Es más, durante una década nadie supo del trabajo de Fleming, y el
propio científico había perdido el interés por su falta de progresos,
hasta que a comienzos de los años 40 fue otro amplio y potente grupo de investigación de Oxford el que por fin logró descubrir la penicilina,
es decir, convertirla en un compuesto real identificable y manejable.
En décadas posteriores, otros muchos investigadores continuaron
trabajando en la misma línea para perfeccionar los antibióticos sobre
los pilares ya asentados por generaciones anteriores de científicos.
Esta mención a lo que sucedió después es también especialmente relevante, porque si hablamos del proceso y el contexto, no
se trata solo de explicar lo ocurrido hasta el momento de un
descubrimiento, sino también el desarrollo posterior de su historia. Esta es otra diferencia esencial entre la ciencia y la pseudociencia. Hahnemann sí se levantó una buena mañana y descubrió
milagrosamente la homeopatía, sin gigantes ni hombros ni nada que se le
parezca; porque en realidad no descubrió nada, sino que se lo inventó. Y
tampoco hay historia posterior: hoy se continúa aplicando su mismo
método, incluso con sus rituales mágicos de agitación de los productos,
porque en la pseudociencia no hay progreso ni perfeccionamiento ni
ensayo y error, ya que no hay errores; funciona maravillosamente desde
el principio, siempre que te atengas a la doctrina original del gurú,
que a diferencia de ti estaba iluminado por la Verdad.

•••••

Prosigue el fragmento sobre la ciencia y la pseudociencia a partir de su última frase.

:: DATOS ::
•••••

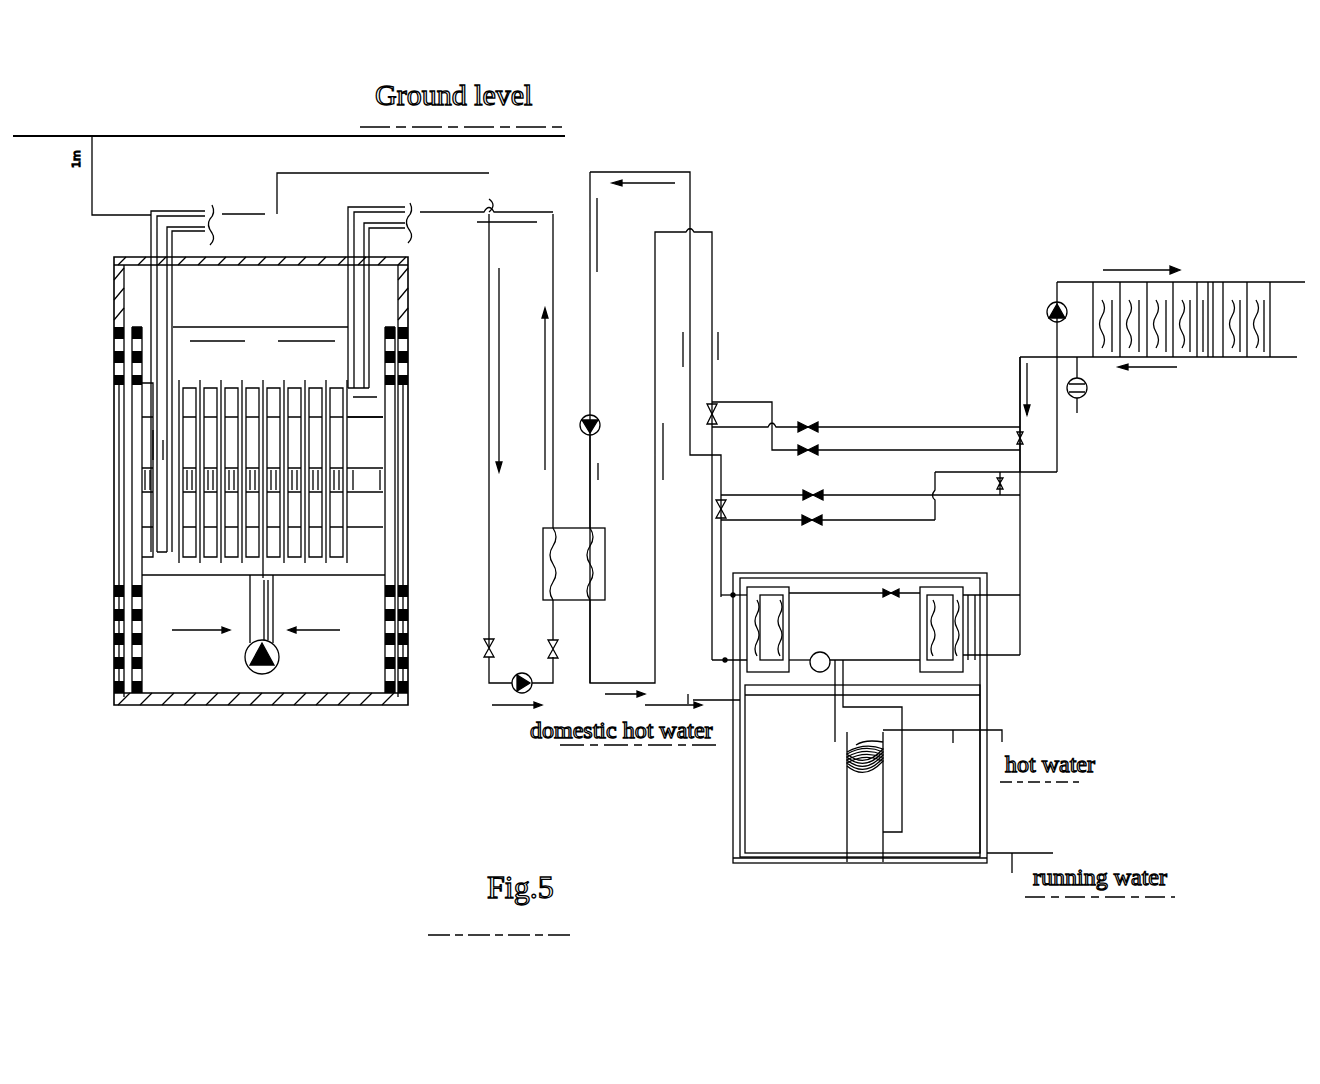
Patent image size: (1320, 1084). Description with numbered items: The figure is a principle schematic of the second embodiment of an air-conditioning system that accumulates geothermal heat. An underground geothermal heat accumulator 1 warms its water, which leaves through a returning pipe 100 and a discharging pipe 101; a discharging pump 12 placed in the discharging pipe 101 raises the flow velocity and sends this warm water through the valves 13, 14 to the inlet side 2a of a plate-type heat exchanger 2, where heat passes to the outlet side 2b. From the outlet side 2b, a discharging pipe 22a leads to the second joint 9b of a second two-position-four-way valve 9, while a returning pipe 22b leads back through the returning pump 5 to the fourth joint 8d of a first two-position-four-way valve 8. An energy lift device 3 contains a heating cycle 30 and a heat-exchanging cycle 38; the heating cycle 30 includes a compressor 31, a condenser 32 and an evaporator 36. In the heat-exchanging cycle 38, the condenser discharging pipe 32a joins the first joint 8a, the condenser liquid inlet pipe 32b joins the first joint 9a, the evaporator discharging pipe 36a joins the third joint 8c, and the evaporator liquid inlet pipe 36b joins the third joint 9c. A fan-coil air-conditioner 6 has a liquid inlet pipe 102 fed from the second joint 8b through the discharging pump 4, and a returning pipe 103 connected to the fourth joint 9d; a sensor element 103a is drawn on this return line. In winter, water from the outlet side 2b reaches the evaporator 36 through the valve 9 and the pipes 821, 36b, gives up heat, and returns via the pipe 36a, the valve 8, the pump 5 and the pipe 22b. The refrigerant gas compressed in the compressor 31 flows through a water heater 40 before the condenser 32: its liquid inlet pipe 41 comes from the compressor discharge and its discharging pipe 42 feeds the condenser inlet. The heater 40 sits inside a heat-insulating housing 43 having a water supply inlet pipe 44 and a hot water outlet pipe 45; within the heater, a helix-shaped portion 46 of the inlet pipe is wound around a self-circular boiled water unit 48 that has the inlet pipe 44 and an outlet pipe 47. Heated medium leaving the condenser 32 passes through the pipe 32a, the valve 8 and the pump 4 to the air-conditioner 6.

The geothermal heat accumulator 1 is at (308, 228).
The pipe 100 is at (366, 210).
The discharging pipe 101 is at (168, 212).
The heat exchanger 2 is at (542, 564).
The inlet side 2a is at (548, 556).
The outlet side 2b is at (600, 552).
The energy lift device 3 is at (975, 675).
The discharging pump 4 is at (1047, 310).
The returning pump 5 is at (598, 420).
The air-conditioner 6 is at (1190, 282).
The first two-position-four-way valve 8 is at (870, 498).
The first joint 8a is at (997, 492).
The second joint 8b is at (992, 472).
The third joint 8c is at (722, 527).
The fourth joint 8d is at (722, 495).
The pipe 821 is at (717, 509).
The second two-position-four-way valve 9 is at (866, 428).
The first joint 9a is at (1021, 452).
The second joint 9b is at (713, 402).
The third joint 9c is at (713, 427).
The fourth joint 9d is at (1015, 427).
The discharging pump 12 is at (512, 689).
The valve 13 is at (485, 657).
The valve 14 is at (550, 641).
The discharging pipe 22a is at (596, 649).
The returning pipe 22b is at (598, 444).
The heating cycle 30 is at (833, 595).
The compressor 31 is at (814, 652).
The condenser 32 is at (940, 587).
The discharging pipe 32a is at (1023, 597).
The liquid inlet pipe 32b is at (1023, 657).
The evaporator 36 is at (767, 587).
The discharging pipe 36a is at (718, 598).
The liquid inlet pipe 36b is at (710, 661).
The heat-exchanging cycle 38 is at (1034, 530).
The water heater 40 is at (765, 835).
The liquid inlet pipe 41 is at (830, 705).
The discharging pipe 42 is at (904, 714).
The heat-insulating housing 43 is at (748, 858).
The water supply inlet pipe 44 is at (1020, 873).
The hot water outlet pipe 45 is at (692, 696).
The helix inlet pipe 46 is at (838, 807).
The outlet pipe 47 is at (942, 746).
The self-circular boiled water unit 48 is at (840, 757).
The liquid inlet pipe 102 is at (1072, 282).
The returning pipe 103 is at (1019, 370).
The sensor 103a is at (1075, 394).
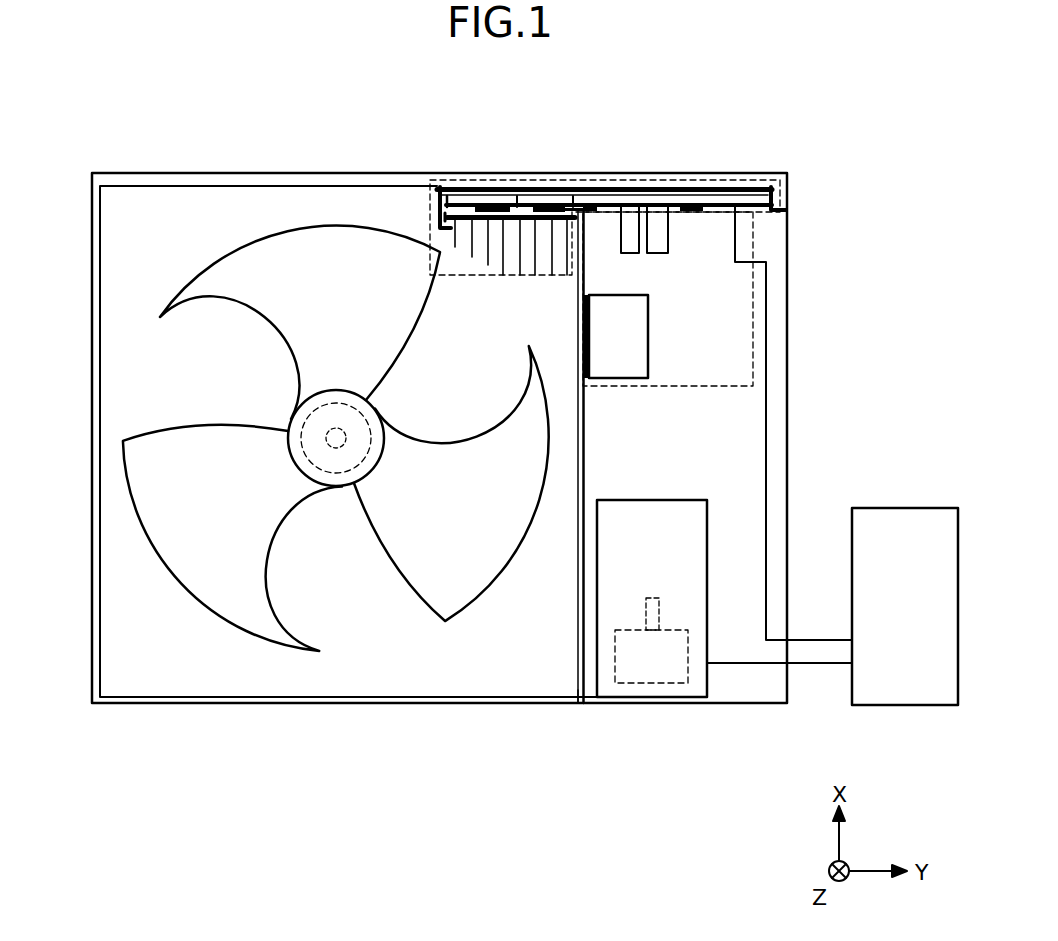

•••••

:: RESULTADO ::
He hablado de las informaciones en los medios de comunicación porque
este es a menudo el único contacto con la ciencia de una gran parte de
la población adulta. Pero por supuesto, donde idealmente debe arrancar todo este proceso de explicación de la ciencia es en la escuela.
Mi hijo mayor estudia Física y Química por primera vez este año, y ha
sido una grata sorpresa que la primera tarea del curso haya consistido
en hacer un trabajo exponiendo un problema histórico de ciencia y cómo
logró resolverse aplicando el método científico, antes incluso de
comenzar a hablar de física o de química.
Como ya he expuesto aquí anteriormente,
luchar contra el monstruo de muchas cabezas de las pseudociencias nos
enfrenta a otros numerosos escollos complicados de superar. Pero si
existe algún camino para mantener la esperanza de criar nuevas generaciones que no se dejen embaucar por charlatanes, curanderos y comerciantes de milagros, es este.
Lo cual tampoco es descubrir nada nuevo, porque siempre hay hombros de
gigantes en los que apoyarse. Y esto, de mil maneras distintas, ya lo
dijo Carl Sagan.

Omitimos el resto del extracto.